[Rows from a dataset]
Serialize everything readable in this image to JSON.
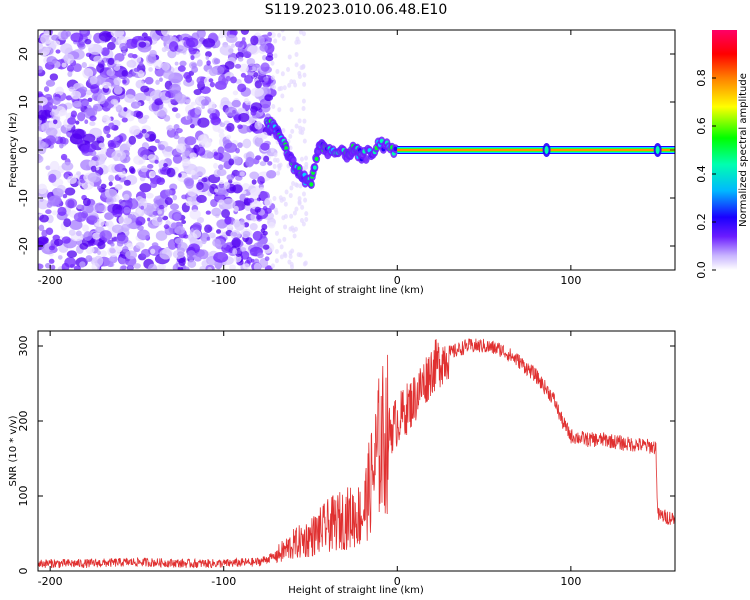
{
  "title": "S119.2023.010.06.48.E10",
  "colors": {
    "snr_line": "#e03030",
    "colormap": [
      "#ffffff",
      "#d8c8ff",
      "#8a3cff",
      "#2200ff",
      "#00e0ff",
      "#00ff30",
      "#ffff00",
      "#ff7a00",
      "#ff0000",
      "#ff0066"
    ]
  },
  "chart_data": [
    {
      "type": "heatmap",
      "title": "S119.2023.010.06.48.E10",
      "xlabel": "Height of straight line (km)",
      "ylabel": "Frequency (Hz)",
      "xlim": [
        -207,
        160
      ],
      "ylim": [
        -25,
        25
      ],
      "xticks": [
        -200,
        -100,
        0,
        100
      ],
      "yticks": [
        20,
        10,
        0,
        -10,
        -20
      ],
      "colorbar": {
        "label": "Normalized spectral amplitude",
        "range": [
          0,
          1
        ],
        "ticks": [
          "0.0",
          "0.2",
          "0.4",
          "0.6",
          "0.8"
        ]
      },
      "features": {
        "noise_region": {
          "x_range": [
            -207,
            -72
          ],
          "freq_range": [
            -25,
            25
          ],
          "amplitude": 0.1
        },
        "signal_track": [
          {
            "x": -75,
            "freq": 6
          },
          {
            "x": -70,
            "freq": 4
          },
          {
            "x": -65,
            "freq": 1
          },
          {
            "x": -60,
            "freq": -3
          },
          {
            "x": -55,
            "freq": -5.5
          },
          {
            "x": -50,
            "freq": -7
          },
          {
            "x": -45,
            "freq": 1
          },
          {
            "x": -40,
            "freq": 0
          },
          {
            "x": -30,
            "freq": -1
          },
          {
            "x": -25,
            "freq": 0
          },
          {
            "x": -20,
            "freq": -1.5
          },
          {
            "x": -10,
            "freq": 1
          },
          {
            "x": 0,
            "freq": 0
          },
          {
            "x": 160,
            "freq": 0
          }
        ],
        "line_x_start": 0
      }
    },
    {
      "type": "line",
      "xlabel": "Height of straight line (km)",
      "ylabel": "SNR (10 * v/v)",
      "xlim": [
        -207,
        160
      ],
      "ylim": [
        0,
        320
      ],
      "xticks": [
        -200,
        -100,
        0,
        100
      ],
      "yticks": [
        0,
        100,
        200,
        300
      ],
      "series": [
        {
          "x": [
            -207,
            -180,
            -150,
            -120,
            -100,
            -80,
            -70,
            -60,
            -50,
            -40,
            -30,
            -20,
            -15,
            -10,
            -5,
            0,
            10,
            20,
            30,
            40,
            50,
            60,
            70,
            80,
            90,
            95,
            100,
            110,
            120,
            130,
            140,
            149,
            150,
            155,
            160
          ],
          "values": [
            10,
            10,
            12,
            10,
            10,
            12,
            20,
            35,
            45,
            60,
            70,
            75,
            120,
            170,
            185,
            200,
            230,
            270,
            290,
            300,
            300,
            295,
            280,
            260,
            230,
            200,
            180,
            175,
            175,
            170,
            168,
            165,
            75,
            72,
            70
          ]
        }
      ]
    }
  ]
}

§ Stated goal
Copy out the whole listing exactly, and don't carry over any pictures.

§ Complete output
Serialize everything readable in this image to JSON.
{
  "title": "S119.2023.010.06.48.E10",
  "colors": {
    "snr_line": "#e03030",
    "colormap": [
      "#ffffff",
      "#d8c8ff",
      "#8a3cff",
      "#2200ff",
      "#00e0ff",
      "#00ff30",
      "#ffff00",
      "#ff7a00",
      "#ff0000",
      "#ff0066"
    ]
  },
  "chart_data": [
    {
      "type": "heatmap",
      "title": "S119.2023.010.06.48.E10",
      "xlabel": "Height of straight line (km)",
      "ylabel": "Frequency (Hz)",
      "xlim": [
        -207,
        160
      ],
      "ylim": [
        -25,
        25
      ],
      "xticks": [
        -200,
        -100,
        0,
        100
      ],
      "yticks": [
        20,
        10,
        0,
        -10,
        -20
      ],
      "colorbar": {
        "label": "Normalized spectral amplitude",
        "range": [
          0,
          1
        ],
        "ticks": [
          "0.0",
          "0.2",
          "0.4",
          "0.6",
          "0.8"
        ]
      },
      "features": {
        "noise_region": {
          "x_range": [
            -207,
            -72
          ],
          "freq_range": [
            -25,
            25
          ],
          "amplitude": 0.1
        },
        "signal_track": [
          {
            "x": -75,
            "freq": 6
          },
          {
            "x": -70,
            "freq": 4
          },
          {
            "x": -65,
            "freq": 1
          },
          {
            "x": -60,
            "freq": -3
          },
          {
            "x": -55,
            "freq": -5.5
          },
          {
            "x": -50,
            "freq": -7
          },
          {
            "x": -45,
            "freq": 1
          },
          {
            "x": -40,
            "freq": 0
          },
          {
            "x": -30,
            "freq": -1
          },
          {
            "x": -25,
            "freq": 0
          },
          {
            "x": -20,
            "freq": -1.5
          },
          {
            "x": -10,
            "freq": 1
          },
          {
            "x": 0,
            "freq": 0
          },
          {
            "x": 160,
            "freq": 0
          }
        ],
        "line_x_start": 0
      }
    },
    {
      "type": "line",
      "xlabel": "Height of straight line (km)",
      "ylabel": "SNR (10 * v/v)",
      "xlim": [
        -207,
        160
      ],
      "ylim": [
        0,
        320
      ],
      "xticks": [
        -200,
        -100,
        0,
        100
      ],
      "yticks": [
        0,
        100,
        200,
        300
      ],
      "series": [
        {
          "x": [
            -207,
            -180,
            -150,
            -120,
            -100,
            -80,
            -70,
            -60,
            -50,
            -40,
            -30,
            -20,
            -15,
            -10,
            -5,
            0,
            10,
            20,
            30,
            40,
            50,
            60,
            70,
            80,
            90,
            95,
            100,
            110,
            120,
            130,
            140,
            149,
            150,
            155,
            160
          ],
          "values": [
            10,
            10,
            12,
            10,
            10,
            12,
            20,
            35,
            45,
            60,
            70,
            75,
            120,
            170,
            185,
            200,
            230,
            270,
            290,
            300,
            300,
            295,
            280,
            260,
            230,
            200,
            180,
            175,
            175,
            170,
            168,
            165,
            75,
            72,
            70
          ]
        }
      ]
    }
  ]
}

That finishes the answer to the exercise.